● **The problem**: Leaving out the pictures, transcribe all of the records faithfully.
"""
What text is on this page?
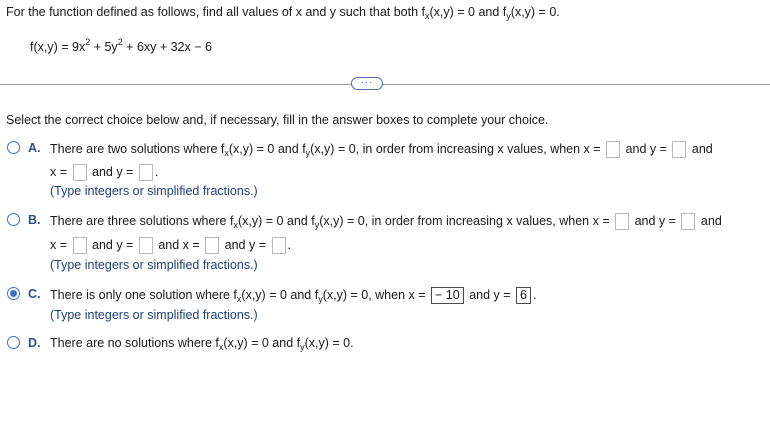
For the function defined as follows, find all values of x and y such that both $f_x(x,y) = 0$ and $f_y(x,y) = 0$.
$f(x,y) = 9x^2 + 5y^2 + 6xy + 32x - 6$
···
Select the correct choice below and, if necessary, fill in the answer boxes to complete your choice.
A. There are two solutions where $f_x(x,y) = 0$ and $f_y(x,y) = 0$, in order from increasing x values, when x = and y = and
x = and y = .
(Type integers or simplified fractions.)
B. There are three solutions where $f_x(x,y) = 0$ and $f_y(x,y) = 0$, in order from increasing x values, when x = and y = and
x = and y = and x = and y = .
(Type integers or simplified fractions.)
C. There is only one solution where $f_x(x,y) = 0$ and $f_y(x,y) = 0$, when x = − 10 and y = 6 .
(Type integers or simplified fractions.)
D. There are no solutions where $f_x(x,y) = 0$ and $f_y(x,y) = 0$.
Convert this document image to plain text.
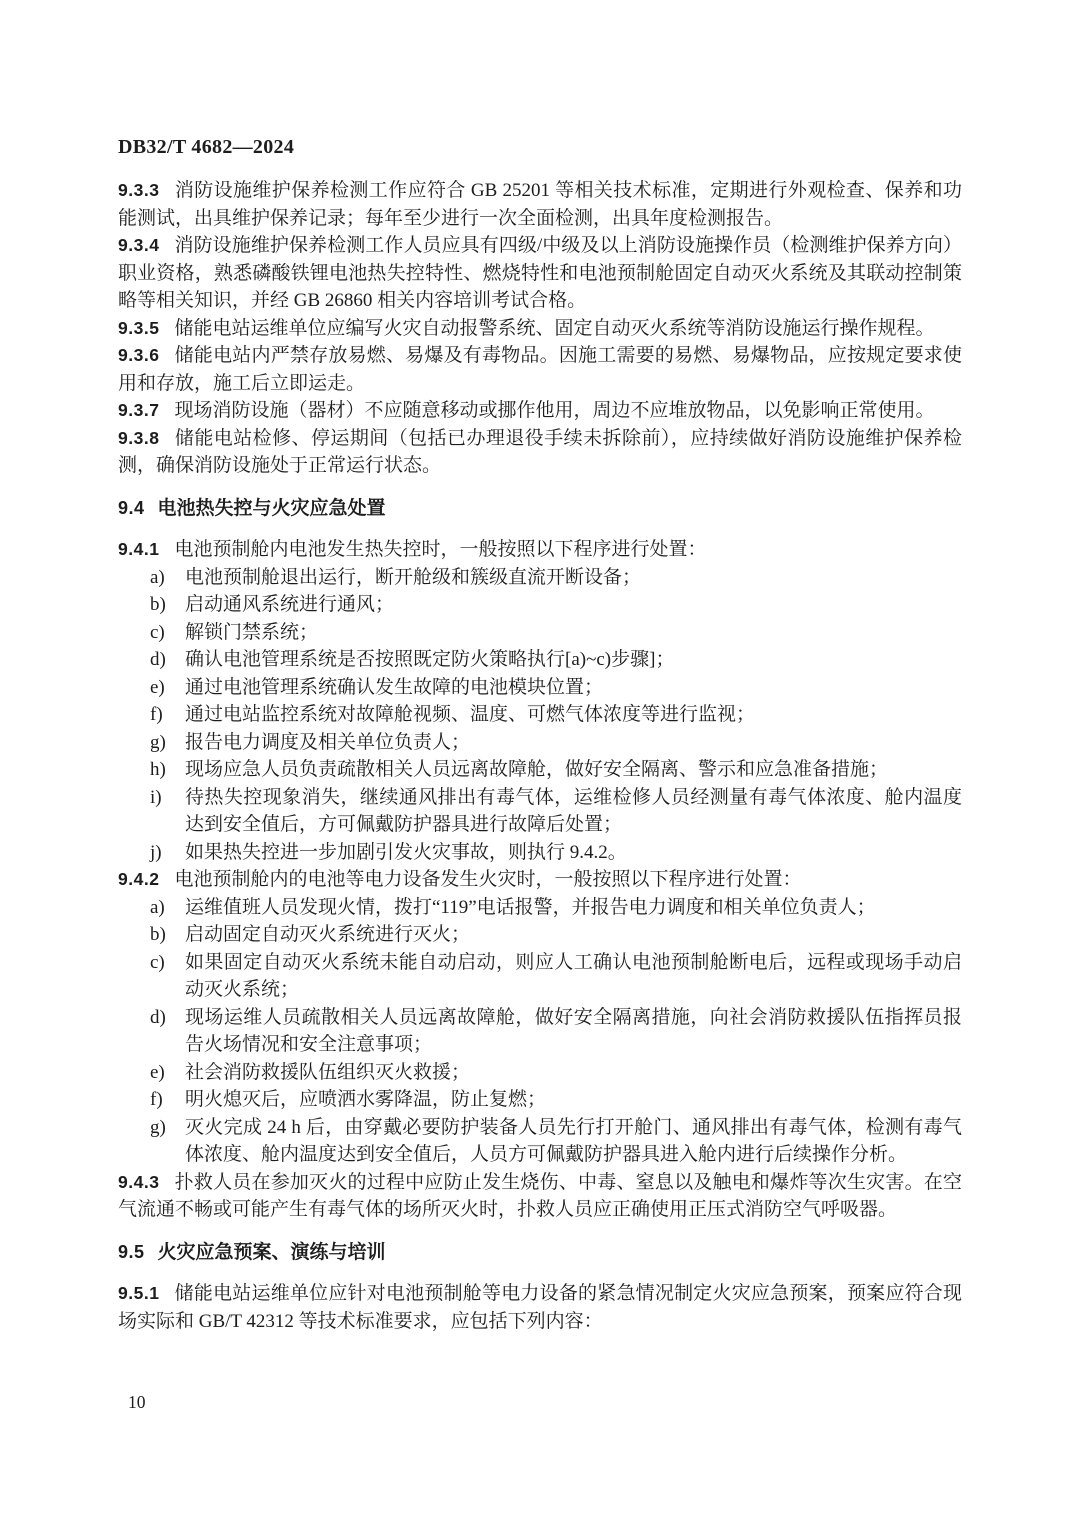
DB32/T 4682—2024

9.3.3 消防设施维护保养检测工作应符合 GB 25201 等相关技术标准，定期进行外观检查、保养和功能测试，出具维护保养记录；每年至少进行一次全面检测，出具年度检测报告。

9.3.4 消防设施维护保养检测工作人员应具有四级/中级及以上消防设施操作员（检测维护保养方向）职业资格，熟悉磷酸铁锂电池热失控特性、燃烧特性和电池预制舱固定自动灭火系统及其联动控制策略等相关知识，并经 GB 26860 相关内容培训考试合格。

9.3.5 储能电站运维单位应编写火灾自动报警系统、固定自动灭火系统等消防设施运行操作规程。

9.3.6 储能电站内严禁存放易燃、易爆及有毒物品。因施工需要的易燃、易爆物品，应按规定要求使用和存放，施工后立即运走。

9.3.7 现场消防设施（器材）不应随意移动或挪作他用，周边不应堆放物品，以免影响正常使用。

9.3.8 储能电站检修、停运期间（包括已办理退役手续未拆除前），应持续做好消防设施维护保养检测，确保消防设施处于正常运行状态。

9.4 电池热失控与火灾应急处置

9.4.1 电池预制舱内电池发生热失控时，一般按照以下程序进行处置：

a) 电池预制舱退出运行，断开舱级和簇级直流开断设备；
b) 启动通风系统进行通风；
c) 解锁门禁系统；
d) 确认电池管理系统是否按照既定防火策略执行[a)~c)步骤]；
e) 通过电池管理系统确认发生故障的电池模块位置；
f) 通过电站监控系统对故障舱视频、温度、可燃气体浓度等进行监视；
g) 报告电力调度及相关单位负责人；
h) 现场应急人员负责疏散相关人员远离故障舱，做好安全隔离、警示和应急准备措施；
i) 待热失控现象消失，继续通风排出有毒气体，运维检修人员经测量有毒气体浓度、舱内温度达到安全值后，方可佩戴防护器具进行故障后处置；
j) 如果热失控进一步加剧引发火灾事故，则执行 9.4.2。

9.4.2 电池预制舱内的电池等电力设备发生火灾时，一般按照以下程序进行处置：

a) 运维值班人员发现火情，拨打“119”电话报警，并报告电力调度和相关单位负责人；
b) 启动固定自动灭火系统进行灭火；
c) 如果固定自动灭火系统未能自动启动，则应人工确认电池预制舱断电后，远程或现场手动启动灭火系统；
d) 现场运维人员疏散相关人员远离故障舱，做好安全隔离措施，向社会消防救援队伍指挥员报告火场情况和安全注意事项；
e) 社会消防救援队伍组织灭火救援；
f) 明火熄灭后，应喷洒水雾降温，防止复燃；
g) 灭火完成 24 h 后，由穿戴必要防护装备人员先行打开舱门、通风排出有毒气体，检测有毒气体浓度、舱内温度达到安全值后，人员方可佩戴防护器具进入舱内进行后续操作分析。

9.4.3 扑救人员在参加灭火的过程中应防止发生烧伤、中毒、窒息以及触电和爆炸等次生灾害。在空气流通不畅或可能产生有毒气体的场所灭火时，扑救人员应正确使用正压式消防空气呼吸器。

9.5 火灾应急预案、演练与培训

9.5.1 储能电站运维单位应针对电池预制舱等电力设备的紧急情况制定火灾应急预案，预案应符合现场实际和 GB/T 42312 等技术标准要求，应包括下列内容：

10
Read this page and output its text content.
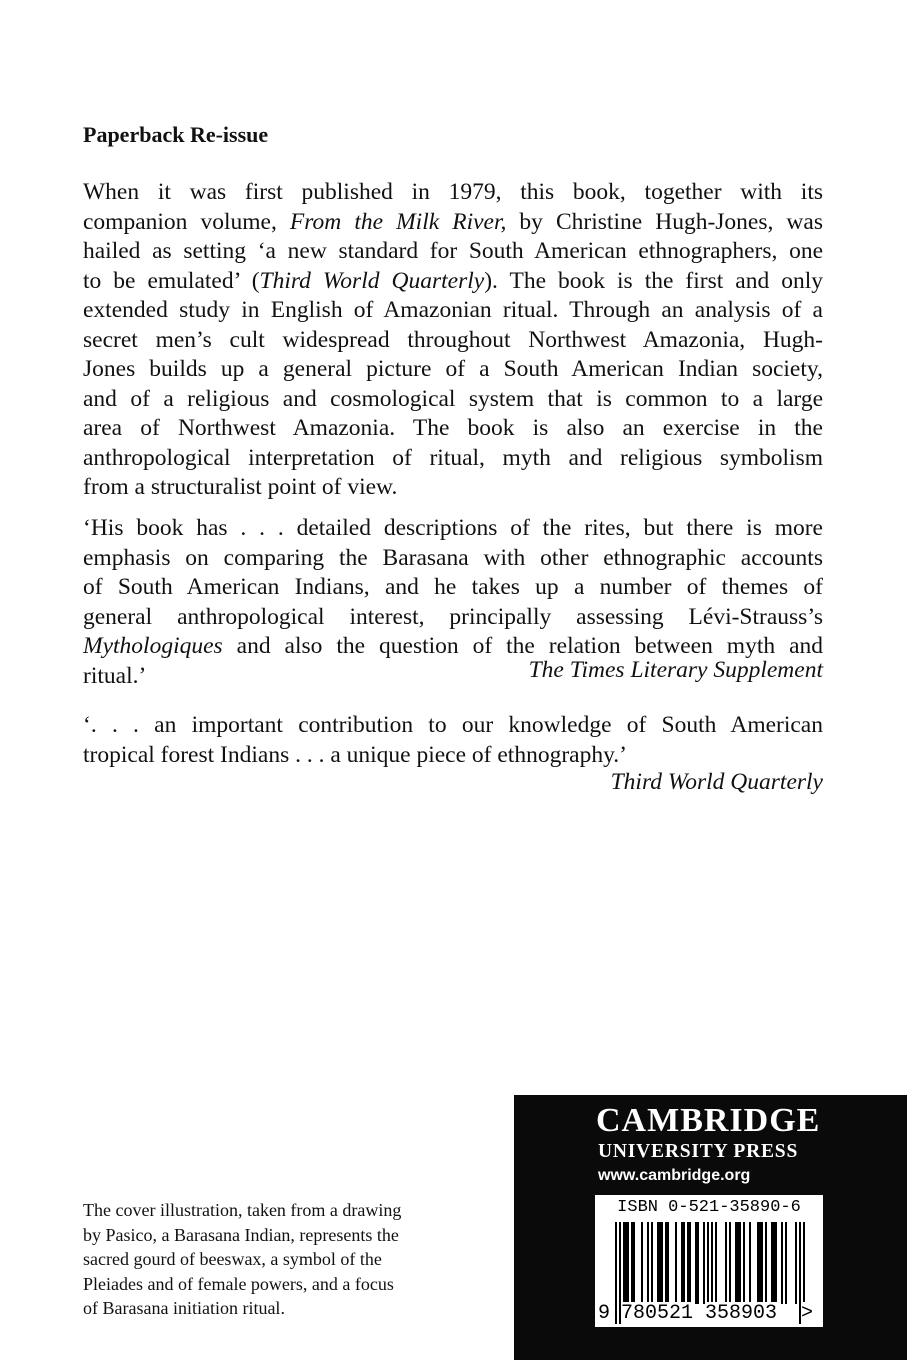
Paperback Re-issue
When it was first published in 1979, this book, together with its
companion volume, From the Milk River, by Christine Hugh-Jones, was
hailed as setting ‘a new standard for South American ethnographers, one
to be emulated’ (Third World Quarterly). The book is the first and only
extended study in English of Amazonian ritual. Through an analysis of a
secret men’s cult widespread throughout Northwest Amazonia, Hugh-
Jones builds up a general picture of a South American Indian society,
and of a religious and cosmological system that is common to a large
area of Northwest Amazonia. The book is also an exercise in the
anthropological interpretation of ritual, myth and religious symbolism
from a structuralist point of view.
‘His book has . . . detailed descriptions of the rites, but there is more
emphasis on comparing the Barasana with other ethnographic accounts
of South American Indians, and he takes up a number of themes of
general anthropological interest, principally assessing Lévi-Strauss’s
Mythologiques and also the question of the relation between myth and
ritual.’	The Times Literary Supplement
‘. . . an important contribution to our knowledge of South American
tropical forest Indians . . . a unique piece of ethnography.’
Third World Quarterly
The cover illustration, taken from a drawing
by Pasico, a Barasana Indian, represents the
sacred gourd of beeswax, a symbol of the
Pleiades and of female powers, and a focus
of Barasana initiation ritual.
CAMBRIDGE
UNIVERSITY PRESS
www.cambridge.org
ISBN 0-521-35890-6
9 780521 358903 >
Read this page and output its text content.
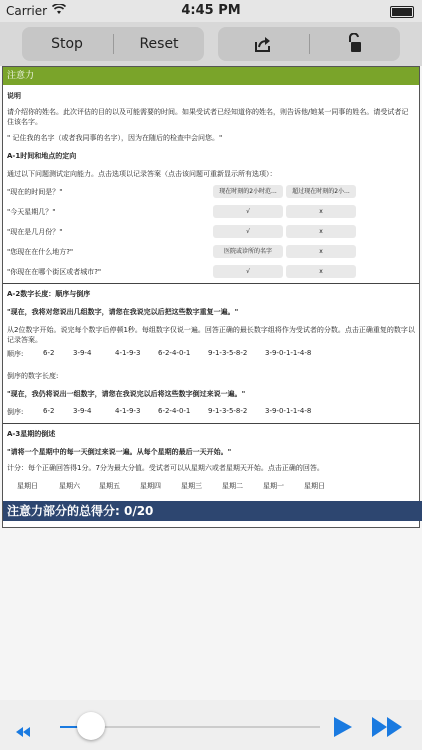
Carrier	4:45 PM
Stop	Reset
注意力
说明
请介绍你的姓名。此次评估的目的以及可能需要的时间。如果受试者已经知道你的姓名，则告诉他/她某一同事的姓名。请受试者记住该名字。
" 记住我的名字（或者我同事的名字），因为在随后的检查中会问您。"
A-1时间和地点的定向
通过以下问题测试定向能力。点击选项以记录答案（点击该问题可重新显示所有选项）：
"现在的时间是？"	现在时刻的2小时范...	超过现在时刻的2小...
"今天星期几？"	√	x
"现在是几月份？"	√	x
"您现在在什么地方?"	医院或诊所的名字	x
"你现在在哪个街区或者城市?"	√	x
A-2数字长度：顺序与倒序
"现在，我将对您说出几组数字，请您在我说完以后把这些数字重复一遍。"
从2位数字开始。说完每个数字后停顿1秒。每组数字仅说一遍。回答正确的最长数字组将作为受试者的分数。点击正确重复的数字以记录答案。
顺序:	6-2	3-9-4	4-1-9-3	6-2-4-0-1	9-1-3-5-8-2	3-9-0-1-1-4-8
倒序的数字长度:
"现在，我仍将说出一组数字，请您在我说完以后将这些数字倒过来说一遍。"
倒序:	6-2	3-9-4	4-1-9-3	6-2-4-0-1	9-1-3-5-8-2	3-9-0-1-1-4-8
A-3星期的倒述
"请将一个星期中的每一天倒过来说一遍。从每个星期的最后一天开始。"
计分：每个正确回答得1分。7分为最大分值。受试者可以从星期六或者星期天开始。点击正确的回答。
星期日	星期六	星期五	星期四	星期三	星期二	星期一	星期日
注意力部分的总得分: 0/20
"""
● **Task solution**:
What text is on this page?
For the function defined as follows, find all values of x and y such that both $f_x(x,y) = 0$ and $f_y(x,y) = 0$.
$f(x,y) = 9x^2 + 5y^2 + 6xy + 32x - 6$
···
Select the correct choice below and, if necessary, fill in the answer boxes to complete your choice.
A. There are two solutions where $f_x(x,y) = 0$ and $f_y(x,y) = 0$, in order from increasing x values, when x = and y = and
x = and y = .
(Type integers or simplified fractions.)
B. There are three solutions where $f_x(x,y) = 0$ and $f_y(x,y) = 0$, in order from increasing x values, when x = and y = and
x = and y = and x = and y = .
(Type integers or simplified fractions.)
C. There is only one solution where $f_x(x,y) = 0$ and $f_y(x,y) = 0$, when x = − 10 and y = 6 .
(Type integers or simplified fractions.)
D. There are no solutions where $f_x(x,y) = 0$ and $f_y(x,y) = 0$.
Convert this document image to plain text.
DB32/T 4682—2024

9.3.3 消防设施维护保养检测工作应符合 GB 25201 等相关技术标准，定期进行外观检查、保养和功能测试，出具维护保养记录；每年至少进行一次全面检测，出具年度检测报告。

9.3.4 消防设施维护保养检测工作人员应具有四级/中级及以上消防设施操作员（检测维护保养方向）职业资格，熟悉磷酸铁锂电池热失控特性、燃烧特性和电池预制舱固定自动灭火系统及其联动控制策略等相关知识，并经 GB 26860 相关内容培训考试合格。

9.3.5 储能电站运维单位应编写火灾自动报警系统、固定自动灭火系统等消防设施运行操作规程。

9.3.6 储能电站内严禁存放易燃、易爆及有毒物品。因施工需要的易燃、易爆物品，应按规定要求使用和存放，施工后立即运走。

9.3.7 现场消防设施（器材）不应随意移动或挪作他用，周边不应堆放物品，以免影响正常使用。

9.3.8 储能电站检修、停运期间（包括已办理退役手续未拆除前），应持续做好消防设施维护保养检测，确保消防设施处于正常运行状态。

9.4 电池热失控与火灾应急处置

9.4.1 电池预制舱内电池发生热失控时，一般按照以下程序进行处置：

a) 电池预制舱退出运行，断开舱级和簇级直流开断设备；
b) 启动通风系统进行通风；
c) 解锁门禁系统；
d) 确认电池管理系统是否按照既定防火策略执行[a)~c)步骤]；
e) 通过电池管理系统确认发生故障的电池模块位置；
f) 通过电站监控系统对故障舱视频、温度、可燃气体浓度等进行监视；
g) 报告电力调度及相关单位负责人；
h) 现场应急人员负责疏散相关人员远离故障舱，做好安全隔离、警示和应急准备措施；
i) 待热失控现象消失，继续通风排出有毒气体，运维检修人员经测量有毒气体浓度、舱内温度达到安全值后，方可佩戴防护器具进行故障后处置；
j) 如果热失控进一步加剧引发火灾事故，则执行 9.4.2。

9.4.2 电池预制舱内的电池等电力设备发生火灾时，一般按照以下程序进行处置：

a) 运维值班人员发现火情，拨打“119”电话报警，并报告电力调度和相关单位负责人；
b) 启动固定自动灭火系统进行灭火；
c) 如果固定自动灭火系统未能自动启动，则应人工确认电池预制舱断电后，远程或现场手动启动灭火系统；
d) 现场运维人员疏散相关人员远离故障舱，做好安全隔离措施，向社会消防救援队伍指挥员报告火场情况和安全注意事项；
e) 社会消防救援队伍组织灭火救援；
f) 明火熄灭后，应喷洒水雾降温，防止复燃；
g) 灭火完成 24 h 后，由穿戴必要防护装备人员先行打开舱门、通风排出有毒气体，检测有毒气体浓度、舱内温度达到安全值后，人员方可佩戴防护器具进入舱内进行后续操作分析。

9.4.3 扑救人员在参加灭火的过程中应防止发生烧伤、中毒、窒息以及触电和爆炸等次生灾害。在空气流通不畅或可能产生有毒气体的场所灭火时，扑救人员应正确使用正压式消防空气呼吸器。

9.5 火灾应急预案、演练与培训

9.5.1 储能电站运维单位应针对电池预制舱等电力设备的紧急情况制定火灾应急预案，预案应符合现场实际和 GB/T 42312 等技术标准要求，应包括下列内容：

10
Read this page and output its text content.
Paperback Re-issue
When it was first published in 1979, this book, together with its
companion volume, From the Milk River, by Christine Hugh-Jones, was
hailed as setting ‘a new standard for South American ethnographers, one
to be emulated’ (Third World Quarterly). The book is the first and only
extended study in English of Amazonian ritual. Through an analysis of a
secret men’s cult widespread throughout Northwest Amazonia, Hugh-
Jones builds up a general picture of a South American Indian society,
and of a religious and cosmological system that is common to a large
area of Northwest Amazonia. The book is also an exercise in the
anthropological interpretation of ritual, myth and religious symbolism
from a structuralist point of view.
‘His book has . . . detailed descriptions of the rites, but there is more
emphasis on comparing the Barasana with other ethnographic accounts
of South American Indians, and he takes up a number of themes of
general anthropological interest, principally assessing Lévi-Strauss’s
Mythologiques and also the question of the relation between myth and
ritual.’	The Times Literary Supplement
‘. . . an important contribution to our knowledge of South American
tropical forest Indians . . . a unique piece of ethnography.’
Third World Quarterly
The cover illustration, taken from a drawing
by Pasico, a Barasana Indian, represents the
sacred gourd of beeswax, a symbol of the
Pleiades and of female powers, and a focus
of Barasana initiation ritual.
CAMBRIDGE
UNIVERSITY PRESS
www.cambridge.org
ISBN 0-521-35890-6
9 780521 358903 >
Read this page and output its text content.
Carrier	4:45 PM
Stop	Reset
注意力
说明
请介绍你的姓名。此次评估的目的以及可能需要的时间。如果受试者已经知道你的姓名，则告诉他/她某一同事的姓名。请受试者记住该名字。
" 记住我的名字（或者我同事的名字），因为在随后的检查中会问您。"
A-1时间和地点的定向
通过以下问题测试定向能力。点击选项以记录答案（点击该问题可重新显示所有选项）：
"现在的时间是？"	现在时刻的2小时范...	超过现在时刻的2小...
"今天星期几？"	√	x
"现在是几月份？"	√	x
"您现在在什么地方?"	医院或诊所的名字	x
"你现在在哪个街区或者城市?"	√	x
A-2数字长度：顺序与倒序
"现在，我将对您说出几组数字，请您在我说完以后把这些数字重复一遍。"
从2位数字开始。说完每个数字后停顿1秒。每组数字仅说一遍。回答正确的最长数字组将作为受试者的分数。点击正确重复的数字以记录答案。
顺序:	6-2	3-9-4	4-1-9-3	6-2-4-0-1	9-1-3-5-8-2	3-9-0-1-1-4-8
倒序的数字长度:
"现在，我仍将说出一组数字，请您在我说完以后将这些数字倒过来说一遍。"
倒序:	6-2	3-9-4	4-1-9-3	6-2-4-0-1	9-1-3-5-8-2	3-9-0-1-1-4-8
A-3星期的倒述
"请将一个星期中的每一天倒过来说一遍。从每个星期的最后一天开始。"
计分：每个正确回答得1分。7分为最大分值。受试者可以从星期六或者星期天开始。点击正确的回答。
星期日	星期六	星期五	星期四	星期三	星期二	星期一	星期日
注意力部分的总得分: 0/20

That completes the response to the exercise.